(begin)
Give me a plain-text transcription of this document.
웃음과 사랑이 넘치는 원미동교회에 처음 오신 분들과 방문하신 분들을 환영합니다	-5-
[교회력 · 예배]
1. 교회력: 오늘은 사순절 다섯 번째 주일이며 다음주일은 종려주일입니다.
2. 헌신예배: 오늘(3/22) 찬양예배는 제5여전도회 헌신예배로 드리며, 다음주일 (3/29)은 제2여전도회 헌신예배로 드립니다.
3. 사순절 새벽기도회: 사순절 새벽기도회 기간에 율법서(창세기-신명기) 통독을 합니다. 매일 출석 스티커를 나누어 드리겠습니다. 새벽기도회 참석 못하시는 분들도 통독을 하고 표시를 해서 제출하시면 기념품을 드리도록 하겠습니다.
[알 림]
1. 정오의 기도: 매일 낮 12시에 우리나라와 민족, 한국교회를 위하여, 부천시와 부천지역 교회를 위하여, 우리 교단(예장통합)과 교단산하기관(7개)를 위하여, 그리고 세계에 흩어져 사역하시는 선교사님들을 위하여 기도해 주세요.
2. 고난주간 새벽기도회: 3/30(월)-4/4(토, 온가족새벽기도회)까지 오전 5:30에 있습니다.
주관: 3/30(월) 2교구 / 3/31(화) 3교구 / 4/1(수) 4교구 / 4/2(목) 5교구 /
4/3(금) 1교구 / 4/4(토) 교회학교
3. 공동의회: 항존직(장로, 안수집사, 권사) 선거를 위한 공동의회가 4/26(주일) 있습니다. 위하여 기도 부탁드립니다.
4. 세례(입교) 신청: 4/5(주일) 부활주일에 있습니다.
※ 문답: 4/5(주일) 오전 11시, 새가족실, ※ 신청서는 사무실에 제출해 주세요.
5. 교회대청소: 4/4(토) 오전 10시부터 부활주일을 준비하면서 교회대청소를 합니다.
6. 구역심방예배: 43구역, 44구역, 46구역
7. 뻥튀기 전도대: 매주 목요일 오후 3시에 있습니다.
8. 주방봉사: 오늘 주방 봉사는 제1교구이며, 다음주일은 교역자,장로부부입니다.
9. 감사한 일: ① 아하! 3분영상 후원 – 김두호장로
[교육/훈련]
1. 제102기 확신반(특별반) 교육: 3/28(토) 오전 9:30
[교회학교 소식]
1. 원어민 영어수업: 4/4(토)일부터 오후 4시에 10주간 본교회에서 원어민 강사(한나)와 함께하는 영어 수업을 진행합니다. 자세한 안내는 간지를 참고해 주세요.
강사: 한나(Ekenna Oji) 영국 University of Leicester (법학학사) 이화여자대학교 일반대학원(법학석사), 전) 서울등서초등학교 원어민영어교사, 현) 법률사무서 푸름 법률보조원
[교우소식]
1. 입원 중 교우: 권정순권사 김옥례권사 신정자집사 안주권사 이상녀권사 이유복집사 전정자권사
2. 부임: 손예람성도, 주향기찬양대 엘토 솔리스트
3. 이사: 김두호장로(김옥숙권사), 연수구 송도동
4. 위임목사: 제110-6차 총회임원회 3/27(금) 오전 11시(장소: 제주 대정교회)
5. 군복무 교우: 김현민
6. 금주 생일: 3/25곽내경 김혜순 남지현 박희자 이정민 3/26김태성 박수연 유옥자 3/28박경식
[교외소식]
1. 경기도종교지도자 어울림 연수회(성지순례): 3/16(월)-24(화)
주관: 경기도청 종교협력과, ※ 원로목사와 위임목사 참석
(end)
INSTRUCTIONS TO FOLLOW
Write out every line from the records above, word for word.

TASK RESPONSE
Give me a plain-text transcription of this document.
웃음과 사랑이 넘치는 원미동교회에 처음 오신 분들과 방문하신 분들을 환영합니다	-5-
[교회력 · 예배]
1. 교회력: 오늘은 사순절 다섯 번째 주일이며 다음주일은 종려주일입니다.
2. 헌신예배: 오늘(3/22) 찬양예배는 제5여전도회 헌신예배로 드리며, 다음주일 (3/29)은 제2여전도회 헌신예배로 드립니다.
3. 사순절 새벽기도회: 사순절 새벽기도회 기간에 율법서(창세기-신명기) 통독을 합니다. 매일 출석 스티커를 나누어 드리겠습니다. 새벽기도회 참석 못하시는 분들도 통독을 하고 표시를 해서 제출하시면 기념품을 드리도록 하겠습니다.
[알 림]
1. 정오의 기도: 매일 낮 12시에 우리나라와 민족, 한국교회를 위하여, 부천시와 부천지역 교회를 위하여, 우리 교단(예장통합)과 교단산하기관(7개)를 위하여, 그리고 세계에 흩어져 사역하시는 선교사님들을 위하여 기도해 주세요.
2. 고난주간 새벽기도회: 3/30(월)-4/4(토, 온가족새벽기도회)까지 오전 5:30에 있습니다.
주관: 3/30(월) 2교구 / 3/31(화) 3교구 / 4/1(수) 4교구 / 4/2(목) 5교구 /
4/3(금) 1교구 / 4/4(토) 교회학교
3. 공동의회: 항존직(장로, 안수집사, 권사) 선거를 위한 공동의회가 4/26(주일) 있습니다. 위하여 기도 부탁드립니다.
4. 세례(입교) 신청: 4/5(주일) 부활주일에 있습니다.
※ 문답: 4/5(주일) 오전 11시, 새가족실, ※ 신청서는 사무실에 제출해 주세요.
5. 교회대청소: 4/4(토) 오전 10시부터 부활주일을 준비하면서 교회대청소를 합니다.
6. 구역심방예배: 43구역, 44구역, 46구역
7. 뻥튀기 전도대: 매주 목요일 오후 3시에 있습니다.
8. 주방봉사: 오늘 주방 봉사는 제1교구이며, 다음주일은 교역자,장로부부입니다.
9. 감사한 일: ① 아하! 3분영상 후원 – 김두호장로
[교육/훈련]
1. 제102기 확신반(특별반) 교육: 3/28(토) 오전 9:30
[교회학교 소식]
1. 원어민 영어수업: 4/4(토)일부터 오후 4시에 10주간 본교회에서 원어민 강사(한나)와 함께하는 영어 수업을 진행합니다. 자세한 안내는 간지를 참고해 주세요.
강사: 한나(Ekenna Oji) 영국 University of Leicester (법학학사) 이화여자대학교 일반대학원(법학석사), 전) 서울등서초등학교 원어민영어교사, 현) 법률사무서 푸름 법률보조원
[교우소식]
1. 입원 중 교우: 권정순권사 김옥례권사 신정자집사 안주권사 이상녀권사 이유복집사 전정자권사
2. 부임: 손예람성도, 주향기찬양대 엘토 솔리스트
3. 이사: 김두호장로(김옥숙권사), 연수구 송도동
4. 위임목사: 제110-6차 총회임원회 3/27(금) 오전 11시(장소: 제주 대정교회)
5. 군복무 교우: 김현민
6. 금주 생일: 3/25곽내경 김혜순 남지현 박희자 이정민 3/26김태성 박수연 유옥자 3/28박경식
[교외소식]
1. 경기도종교지도자 어울림 연수회(성지순례): 3/16(월)-24(화)
주관: 경기도청 종교협력과, ※ 원로목사와 위임목사 참석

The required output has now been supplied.